[START OF Listing]
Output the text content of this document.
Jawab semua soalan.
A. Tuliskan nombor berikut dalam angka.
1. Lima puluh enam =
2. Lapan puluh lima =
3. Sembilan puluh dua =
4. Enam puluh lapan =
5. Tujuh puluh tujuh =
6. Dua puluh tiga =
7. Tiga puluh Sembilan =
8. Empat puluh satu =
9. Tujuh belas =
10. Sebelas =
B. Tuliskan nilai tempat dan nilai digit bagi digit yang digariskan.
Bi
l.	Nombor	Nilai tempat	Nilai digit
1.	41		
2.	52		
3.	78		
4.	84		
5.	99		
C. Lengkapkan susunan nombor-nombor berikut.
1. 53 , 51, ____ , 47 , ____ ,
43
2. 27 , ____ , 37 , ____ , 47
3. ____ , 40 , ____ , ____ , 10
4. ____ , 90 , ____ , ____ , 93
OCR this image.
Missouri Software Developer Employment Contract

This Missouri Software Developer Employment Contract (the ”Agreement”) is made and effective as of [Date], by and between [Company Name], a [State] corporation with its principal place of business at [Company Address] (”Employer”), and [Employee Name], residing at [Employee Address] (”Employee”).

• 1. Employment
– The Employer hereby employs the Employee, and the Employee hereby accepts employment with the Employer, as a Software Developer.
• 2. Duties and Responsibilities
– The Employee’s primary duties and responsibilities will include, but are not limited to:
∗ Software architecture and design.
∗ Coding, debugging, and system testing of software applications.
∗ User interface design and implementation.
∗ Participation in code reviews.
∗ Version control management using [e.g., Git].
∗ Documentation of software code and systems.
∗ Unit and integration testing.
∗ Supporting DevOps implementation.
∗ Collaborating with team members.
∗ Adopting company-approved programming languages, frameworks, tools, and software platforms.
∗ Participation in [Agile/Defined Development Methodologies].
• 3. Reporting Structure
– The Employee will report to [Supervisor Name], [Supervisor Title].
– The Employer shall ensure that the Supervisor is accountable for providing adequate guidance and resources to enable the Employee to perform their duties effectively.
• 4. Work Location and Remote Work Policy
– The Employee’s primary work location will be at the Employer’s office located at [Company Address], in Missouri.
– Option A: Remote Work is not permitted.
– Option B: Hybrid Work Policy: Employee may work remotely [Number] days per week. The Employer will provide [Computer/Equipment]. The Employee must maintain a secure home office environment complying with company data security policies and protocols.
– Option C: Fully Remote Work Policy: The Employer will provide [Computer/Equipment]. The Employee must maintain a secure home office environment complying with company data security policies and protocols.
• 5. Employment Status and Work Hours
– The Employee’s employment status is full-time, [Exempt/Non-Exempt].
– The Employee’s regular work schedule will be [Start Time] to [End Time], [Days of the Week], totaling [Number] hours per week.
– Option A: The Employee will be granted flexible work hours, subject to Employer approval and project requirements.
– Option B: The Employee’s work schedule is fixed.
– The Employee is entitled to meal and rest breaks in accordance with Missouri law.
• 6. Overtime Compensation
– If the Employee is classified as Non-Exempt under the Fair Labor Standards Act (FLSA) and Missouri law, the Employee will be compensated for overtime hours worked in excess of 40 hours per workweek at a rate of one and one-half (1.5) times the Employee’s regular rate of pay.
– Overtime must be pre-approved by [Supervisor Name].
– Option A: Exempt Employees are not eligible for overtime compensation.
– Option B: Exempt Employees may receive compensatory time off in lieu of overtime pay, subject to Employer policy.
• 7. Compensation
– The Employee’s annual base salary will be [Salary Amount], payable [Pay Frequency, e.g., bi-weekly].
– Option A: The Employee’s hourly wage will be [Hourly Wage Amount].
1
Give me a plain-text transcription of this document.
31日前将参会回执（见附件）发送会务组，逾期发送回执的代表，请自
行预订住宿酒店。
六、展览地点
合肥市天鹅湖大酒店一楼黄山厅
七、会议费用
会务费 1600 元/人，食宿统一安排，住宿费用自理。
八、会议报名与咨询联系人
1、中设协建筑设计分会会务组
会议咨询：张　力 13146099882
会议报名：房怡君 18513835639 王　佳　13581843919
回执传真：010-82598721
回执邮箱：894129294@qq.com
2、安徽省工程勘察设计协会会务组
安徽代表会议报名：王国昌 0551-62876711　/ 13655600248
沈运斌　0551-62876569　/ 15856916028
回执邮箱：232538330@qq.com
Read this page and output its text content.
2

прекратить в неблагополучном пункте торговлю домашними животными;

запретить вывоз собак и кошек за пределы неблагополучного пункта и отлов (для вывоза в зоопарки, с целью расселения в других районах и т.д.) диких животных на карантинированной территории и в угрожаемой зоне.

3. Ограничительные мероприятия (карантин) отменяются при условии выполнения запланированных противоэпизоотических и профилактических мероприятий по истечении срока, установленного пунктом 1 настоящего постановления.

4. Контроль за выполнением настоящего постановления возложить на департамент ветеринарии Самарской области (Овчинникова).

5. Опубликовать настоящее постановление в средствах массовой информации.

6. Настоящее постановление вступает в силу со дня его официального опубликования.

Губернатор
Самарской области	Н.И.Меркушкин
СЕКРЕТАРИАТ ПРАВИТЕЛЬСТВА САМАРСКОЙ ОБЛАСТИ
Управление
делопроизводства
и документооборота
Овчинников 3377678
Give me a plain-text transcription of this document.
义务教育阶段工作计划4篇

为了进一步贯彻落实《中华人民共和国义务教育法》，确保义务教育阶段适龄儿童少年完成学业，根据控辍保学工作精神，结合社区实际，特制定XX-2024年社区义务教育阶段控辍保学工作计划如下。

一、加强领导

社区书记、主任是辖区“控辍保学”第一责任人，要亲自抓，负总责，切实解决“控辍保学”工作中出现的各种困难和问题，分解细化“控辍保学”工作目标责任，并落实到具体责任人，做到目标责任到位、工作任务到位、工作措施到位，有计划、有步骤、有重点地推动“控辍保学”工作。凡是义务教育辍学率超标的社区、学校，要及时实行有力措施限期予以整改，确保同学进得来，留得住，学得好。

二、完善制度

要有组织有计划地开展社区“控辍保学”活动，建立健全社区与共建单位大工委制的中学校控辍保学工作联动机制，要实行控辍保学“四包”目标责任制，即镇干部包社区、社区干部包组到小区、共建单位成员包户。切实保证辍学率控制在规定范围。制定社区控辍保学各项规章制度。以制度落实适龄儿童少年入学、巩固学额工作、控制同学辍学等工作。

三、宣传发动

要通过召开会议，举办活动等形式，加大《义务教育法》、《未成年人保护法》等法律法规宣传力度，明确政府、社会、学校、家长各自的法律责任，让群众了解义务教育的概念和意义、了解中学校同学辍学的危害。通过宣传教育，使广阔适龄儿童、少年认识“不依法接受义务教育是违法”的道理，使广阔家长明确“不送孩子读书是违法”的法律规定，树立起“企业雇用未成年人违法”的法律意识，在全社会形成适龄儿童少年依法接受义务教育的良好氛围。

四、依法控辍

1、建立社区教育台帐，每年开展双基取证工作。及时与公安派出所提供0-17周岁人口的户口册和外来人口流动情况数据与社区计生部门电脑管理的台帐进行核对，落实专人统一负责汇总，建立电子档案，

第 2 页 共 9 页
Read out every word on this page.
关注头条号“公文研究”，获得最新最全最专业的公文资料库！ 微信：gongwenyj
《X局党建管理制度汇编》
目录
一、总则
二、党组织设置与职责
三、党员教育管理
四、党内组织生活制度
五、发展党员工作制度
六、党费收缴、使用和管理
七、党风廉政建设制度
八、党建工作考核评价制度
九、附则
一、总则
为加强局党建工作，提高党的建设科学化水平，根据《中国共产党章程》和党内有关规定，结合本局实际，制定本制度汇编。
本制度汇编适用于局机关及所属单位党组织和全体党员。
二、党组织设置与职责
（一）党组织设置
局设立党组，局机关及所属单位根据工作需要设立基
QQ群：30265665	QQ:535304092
[END OF Listing]
**What this task involves**
Extract the listing in its entirety and repeat it exactly.

**Solution**
Output the text content of this document.
Jawab semua soalan.
A. Tuliskan nombor berikut dalam angka.
1. Lima puluh enam =
2. Lapan puluh lima =
3. Sembilan puluh dua =
4. Enam puluh lapan =
5. Tujuh puluh tujuh =
6. Dua puluh tiga =
7. Tiga puluh Sembilan =
8. Empat puluh satu =
9. Tujuh belas =
10. Sebelas =
B. Tuliskan nilai tempat dan nilai digit bagi digit yang digariskan.
Bi
l.	Nombor	Nilai tempat	Nilai digit
1.	41		
2.	52		
3.	78		
4.	84		
5.	99		
C. Lengkapkan susunan nombor-nombor berikut.
1. 53 , 51, ____ , 47 , ____ ,
43
2. 27 , ____ , 37 , ____ , 47
3. ____ , 40 , ____ , ____ , 10
4. ____ , 90 , ____ , ____ , 93
OCR this image.
Missouri Software Developer Employment Contract

This Missouri Software Developer Employment Contract (the ”Agreement”) is made and effective as of [Date], by and between [Company Name], a [State] corporation with its principal place of business at [Company Address] (”Employer”), and [Employee Name], residing at [Employee Address] (”Employee”).

• 1. Employment
– The Employer hereby employs the Employee, and the Employee hereby accepts employment with the Employer, as a Software Developer.
• 2. Duties and Responsibilities
– The Employee’s primary duties and responsibilities will include, but are not limited to:
∗ Software architecture and design.
∗ Coding, debugging, and system testing of software applications.
∗ User interface design and implementation.
∗ Participation in code reviews.
∗ Version control management using [e.g., Git].
∗ Documentation of software code and systems.
∗ Unit and integration testing.
∗ Supporting DevOps implementation.
∗ Collaborating with team members.
∗ Adopting company-approved programming languages, frameworks, tools, and software platforms.
∗ Participation in [Agile/Defined Development Methodologies].
• 3. Reporting Structure
– The Employee will report to [Supervisor Name], [Supervisor Title].
– The Employer shall ensure that the Supervisor is accountable for providing adequate guidance and resources to enable the Employee to perform their duties effectively.
• 4. Work Location and Remote Work Policy
– The Employee’s primary work location will be at the Employer’s office located at [Company Address], in Missouri.
– Option A: Remote Work is not permitted.
– Option B: Hybrid Work Policy: Employee may work remotely [Number] days per week. The Employer will provide [Computer/Equipment]. The Employee must maintain a secure home office environment complying with company data security policies and protocols.
– Option C: Fully Remote Work Policy: The Employer will provide [Computer/Equipment]. The Employee must maintain a secure home office environment complying with company data security policies and protocols.
• 5. Employment Status and Work Hours
– The Employee’s employment status is full-time, [Exempt/Non-Exempt].
– The Employee’s regular work schedule will be [Start Time] to [End Time], [Days of the Week], totaling [Number] hours per week.
– Option A: The Employee will be granted flexible work hours, subject to Employer approval and project requirements.
– Option B: The Employee’s work schedule is fixed.
– The Employee is entitled to meal and rest breaks in accordance with Missouri law.
• 6. Overtime Compensation
– If the Employee is classified as Non-Exempt under the Fair Labor Standards Act (FLSA) and Missouri law, the Employee will be compensated for overtime hours worked in excess of 40 hours per workweek at a rate of one and one-half (1.5) times the Employee’s regular rate of pay.
– Overtime must be pre-approved by [Supervisor Name].
– Option A: Exempt Employees are not eligible for overtime compensation.
– Option B: Exempt Employees may receive compensatory time off in lieu of overtime pay, subject to Employer policy.
• 7. Compensation
– The Employee’s annual base salary will be [Salary Amount], payable [Pay Frequency, e.g., bi-weekly].
– Option A: The Employee’s hourly wage will be [Hourly Wage Amount].
1
Give me a plain-text transcription of this document.
31日前将参会回执（见附件）发送会务组，逾期发送回执的代表，请自
行预订住宿酒店。
六、展览地点
合肥市天鹅湖大酒店一楼黄山厅
七、会议费用
会务费 1600 元/人，食宿统一安排，住宿费用自理。
八、会议报名与咨询联系人
1、中设协建筑设计分会会务组
会议咨询：张　力 13146099882
会议报名：房怡君 18513835639 王　佳　13581843919
回执传真：010-82598721
回执邮箱：894129294@qq.com
2、安徽省工程勘察设计协会会务组
安徽代表会议报名：王国昌 0551-62876711　/ 13655600248
沈运斌　0551-62876569　/ 15856916028
回执邮箱：232538330@qq.com
Read this page and output its text content.
2

прекратить в неблагополучном пункте торговлю домашними животными;

запретить вывоз собак и кошек за пределы неблагополучного пункта и отлов (для вывоза в зоопарки, с целью расселения в других районах и т.д.) диких животных на карантинированной территории и в угрожаемой зоне.

3. Ограничительные мероприятия (карантин) отменяются при условии выполнения запланированных противоэпизоотических и профилактических мероприятий по истечении срока, установленного пунктом 1 настоящего постановления.

4. Контроль за выполнением настоящего постановления возложить на департамент ветеринарии Самарской области (Овчинникова).

5. Опубликовать настоящее постановление в средствах массовой информации.

6. Настоящее постановление вступает в силу со дня его официального опубликования.

Губернатор
Самарской области	Н.И.Меркушкин
СЕКРЕТАРИАТ ПРАВИТЕЛЬСТВА САМАРСКОЙ ОБЛАСТИ
Управление
делопроизводства
и документооборота
Овчинников 3377678
Give me a plain-text transcription of this document.
义务教育阶段工作计划4篇

为了进一步贯彻落实《中华人民共和国义务教育法》，确保义务教育阶段适龄儿童少年完成学业，根据控辍保学工作精神，结合社区实际，特制定XX-2024年社区义务教育阶段控辍保学工作计划如下。

一、加强领导

社区书记、主任是辖区“控辍保学”第一责任人，要亲自抓，负总责，切实解决“控辍保学”工作中出现的各种困难和问题，分解细化“控辍保学”工作目标责任，并落实到具体责任人，做到目标责任到位、工作任务到位、工作措施到位，有计划、有步骤、有重点地推动“控辍保学”工作。凡是义务教育辍学率超标的社区、学校，要及时实行有力措施限期予以整改，确保同学进得来，留得住，学得好。

二、完善制度

要有组织有计划地开展社区“控辍保学”活动，建立健全社区与共建单位大工委制的中学校控辍保学工作联动机制，要实行控辍保学“四包”目标责任制，即镇干部包社区、社区干部包组到小区、共建单位成员包户。切实保证辍学率控制在规定范围。制定社区控辍保学各项规章制度。以制度落实适龄儿童少年入学、巩固学额工作、控制同学辍学等工作。

三、宣传发动

要通过召开会议，举办活动等形式，加大《义务教育法》、《未成年人保护法》等法律法规宣传力度，明确政府、社会、学校、家长各自的法律责任，让群众了解义务教育的概念和意义、了解中学校同学辍学的危害。通过宣传教育，使广阔适龄儿童、少年认识“不依法接受义务教育是违法”的道理，使广阔家长明确“不送孩子读书是违法”的法律规定，树立起“企业雇用未成年人违法”的法律意识，在全社会形成适龄儿童少年依法接受义务教育的良好氛围。

四、依法控辍

1、建立社区教育台帐，每年开展双基取证工作。及时与公安派出所提供0-17周岁人口的户口册和外来人口流动情况数据与社区计生部门电脑管理的台帐进行核对，落实专人统一负责汇总，建立电子档案，

第 2 页 共 9 页
Read out every word on this page.
关注头条号“公文研究”，获得最新最全最专业的公文资料库！ 微信：gongwenyj
《X局党建管理制度汇编》
目录
一、总则
二、党组织设置与职责
三、党员教育管理
四、党内组织生活制度
五、发展党员工作制度
六、党费收缴、使用和管理
七、党风廉政建设制度
八、党建工作考核评价制度
九、附则
一、总则
为加强局党建工作，提高党的建设科学化水平，根据《中国共产党章程》和党内有关规定，结合本局实际，制定本制度汇编。
本制度汇编适用于局机关及所属单位党组织和全体党员。
二、党组织设置与职责
（一）党组织设置
局设立党组，局机关及所属单位根据工作需要设立基
QQ群：30265665	QQ:535304092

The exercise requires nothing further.